Exercise directions → Return a copy of every line in the records that includes the word "this".

[Items from a dataset]
[START]

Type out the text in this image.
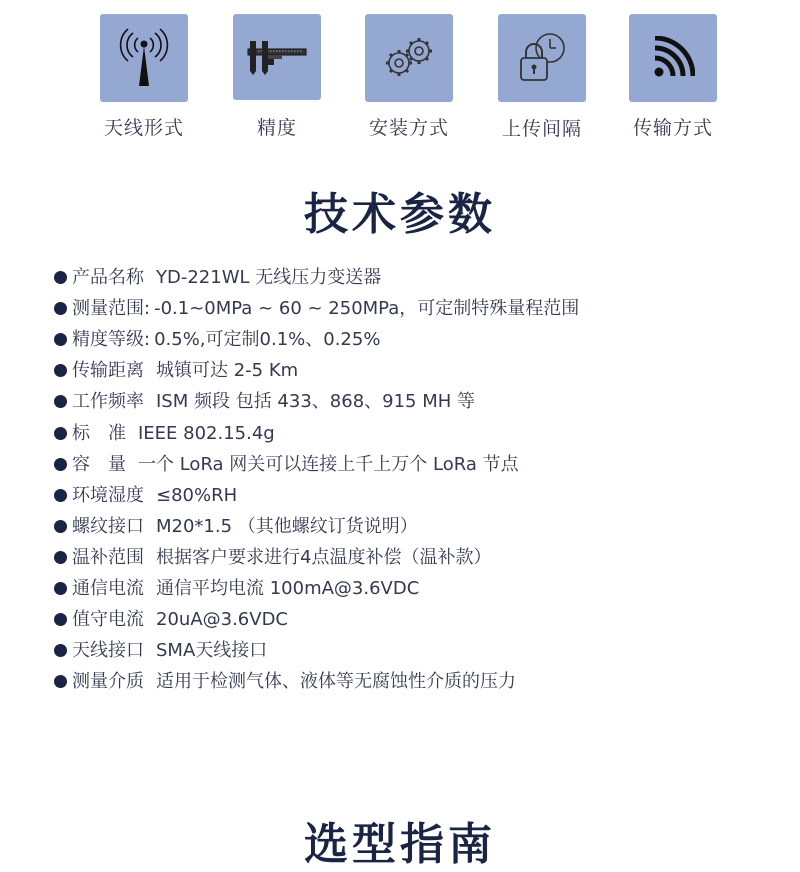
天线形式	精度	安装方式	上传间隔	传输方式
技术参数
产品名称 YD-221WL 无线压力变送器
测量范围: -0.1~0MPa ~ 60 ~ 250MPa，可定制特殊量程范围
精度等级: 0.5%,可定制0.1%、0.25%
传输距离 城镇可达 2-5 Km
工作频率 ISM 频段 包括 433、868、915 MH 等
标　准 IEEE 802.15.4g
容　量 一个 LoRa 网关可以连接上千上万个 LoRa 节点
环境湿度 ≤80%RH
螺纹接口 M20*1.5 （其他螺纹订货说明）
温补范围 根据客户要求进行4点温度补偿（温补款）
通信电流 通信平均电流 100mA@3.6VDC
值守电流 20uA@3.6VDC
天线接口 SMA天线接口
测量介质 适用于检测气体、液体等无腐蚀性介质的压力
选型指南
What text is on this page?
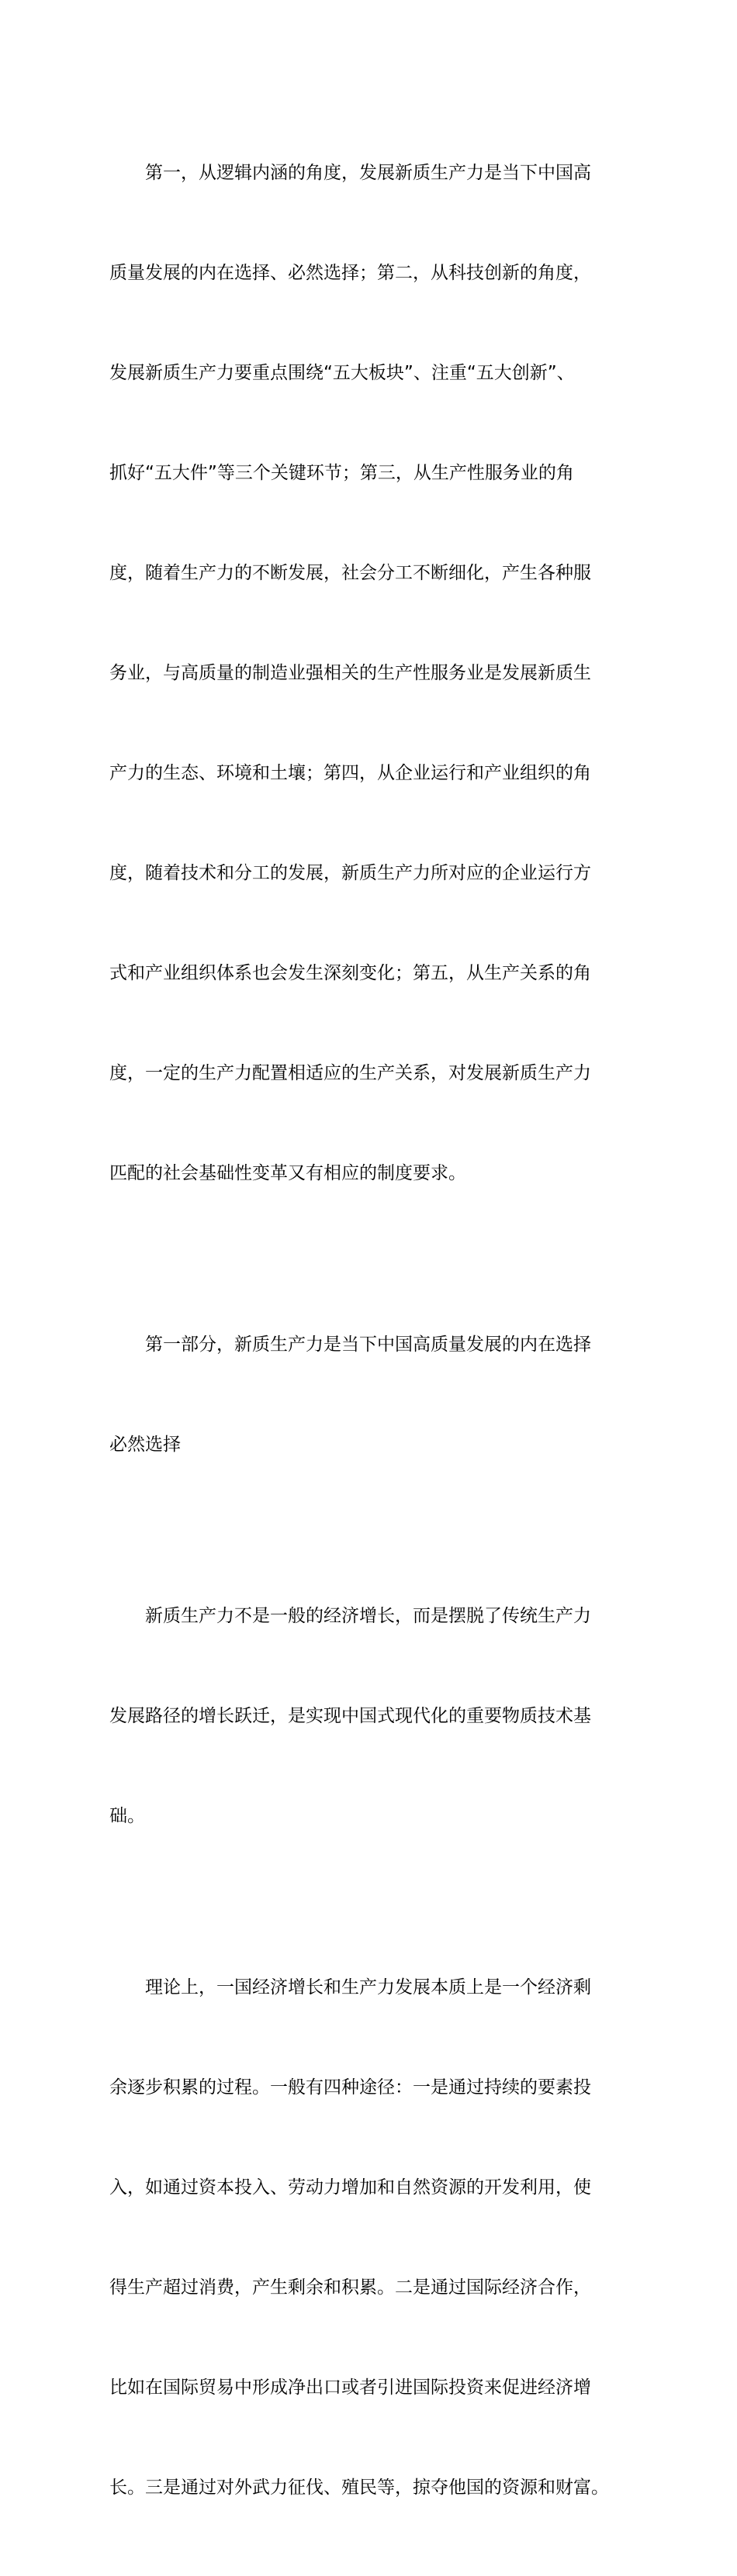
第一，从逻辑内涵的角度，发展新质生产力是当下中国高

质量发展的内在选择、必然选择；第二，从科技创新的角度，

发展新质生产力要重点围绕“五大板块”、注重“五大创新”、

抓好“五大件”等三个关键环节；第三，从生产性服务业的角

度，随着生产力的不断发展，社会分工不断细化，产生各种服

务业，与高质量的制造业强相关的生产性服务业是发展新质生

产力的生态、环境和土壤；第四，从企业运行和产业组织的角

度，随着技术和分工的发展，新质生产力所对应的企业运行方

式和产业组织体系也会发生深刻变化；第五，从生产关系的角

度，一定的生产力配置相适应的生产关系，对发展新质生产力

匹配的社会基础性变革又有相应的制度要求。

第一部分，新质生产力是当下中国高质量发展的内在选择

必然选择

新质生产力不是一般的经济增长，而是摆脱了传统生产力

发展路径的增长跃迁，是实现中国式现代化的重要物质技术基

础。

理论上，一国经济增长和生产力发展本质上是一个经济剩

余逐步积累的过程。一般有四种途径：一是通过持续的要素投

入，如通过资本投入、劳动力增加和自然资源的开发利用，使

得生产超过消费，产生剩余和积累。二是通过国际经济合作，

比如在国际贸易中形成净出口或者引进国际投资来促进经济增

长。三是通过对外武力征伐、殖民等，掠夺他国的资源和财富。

[END]

Solved problem →
Type out the text in this image.
What text is on this page?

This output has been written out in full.